_The task_
Print the entries verbatim, leaving out the images they contain.
= = = = =
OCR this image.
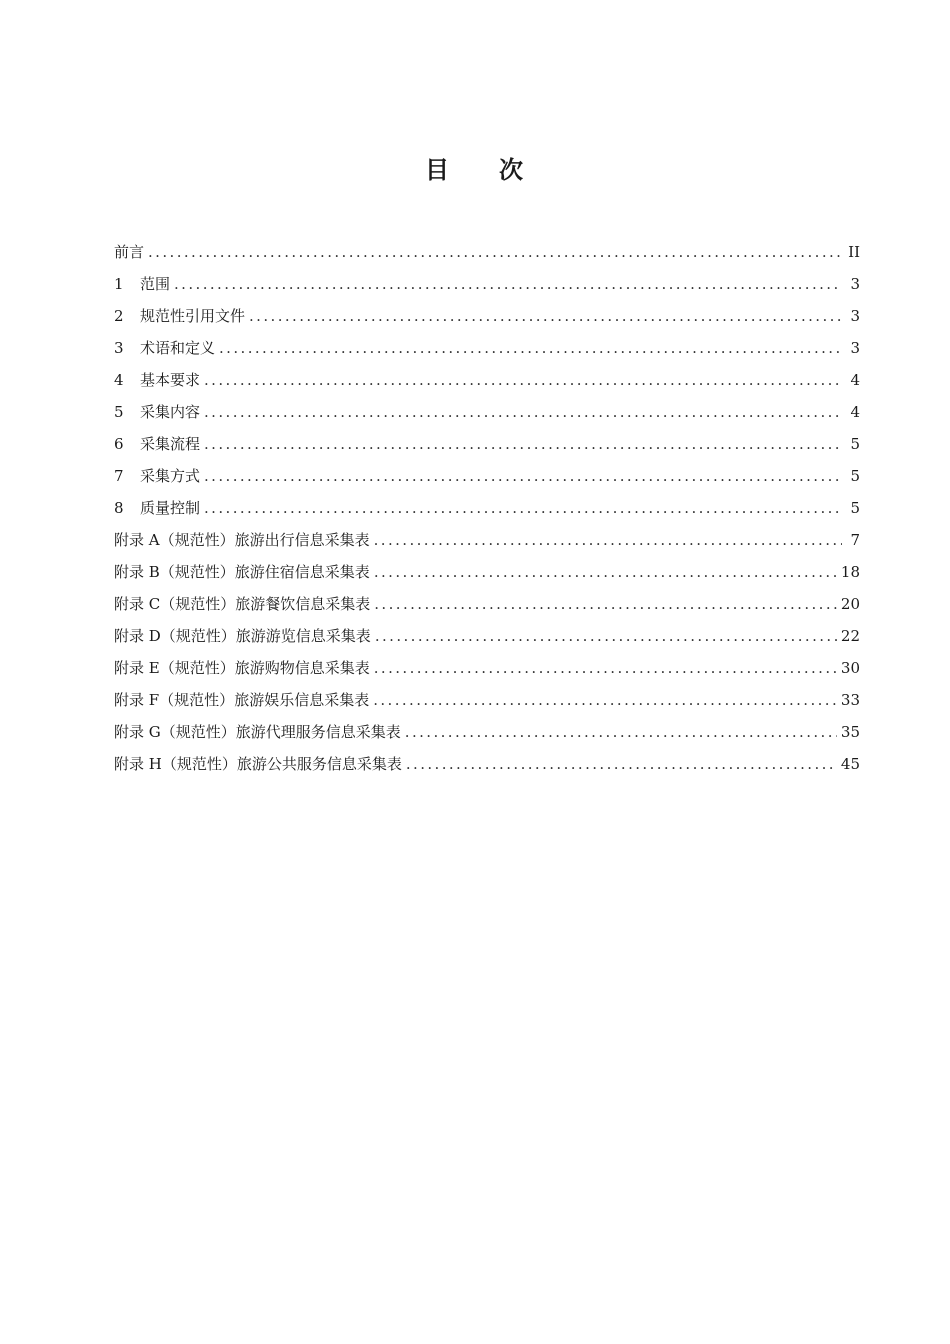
目 次
前言 .....	II
1	范围 .....	3
2	规范性引用文件 .....	3
3	术语和定义 .....	3
4	基本要求 .....	4
5	采集内容 .....	4
6	采集流程 .....	5
7	采集方式 .....	5
8	质量控制 .....	5
附录 A（规范性） 旅游出行信息采集表 .....	7
附录 B（规范性） 旅游住宿信息采集表 .....	18
附录 C（规范性） 旅游餐饮信息采集表 .....	20
附录 D（规范性） 旅游游览信息采集表 .....	22
附录 E（规范性） 旅游购物信息采集表 .....	30
附录 F（规范性） 旅游娱乐信息采集表 .....	33
附录 G（规范性） 旅游代理服务信息采集表 .....	35
附录 H（规范性） 旅游公共服务信息采集表 .....	45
= = = = =
_Full response_
OCR this image.
目 次
前言 .....	II
1	范围 .....	3
2	规范性引用文件 .....	3
3	术语和定义 .....	3
4	基本要求 .....	4
5	采集内容 .....	4
6	采集流程 .....	5
7	采集方式 .....	5
8	质量控制 .....	5
附录 A（规范性） 旅游出行信息采集表 .....	7
附录 B（规范性） 旅游住宿信息采集表 .....	18
附录 C（规范性） 旅游餐饮信息采集表 .....	20
附录 D（规范性） 旅游游览信息采集表 .....	22
附录 E（规范性） 旅游购物信息采集表 .....	30
附录 F（规范性） 旅游娱乐信息采集表 .....	33
附录 G（规范性） 旅游代理服务信息采集表 .....	35
附录 H（规范性） 旅游公共服务信息采集表 .....	45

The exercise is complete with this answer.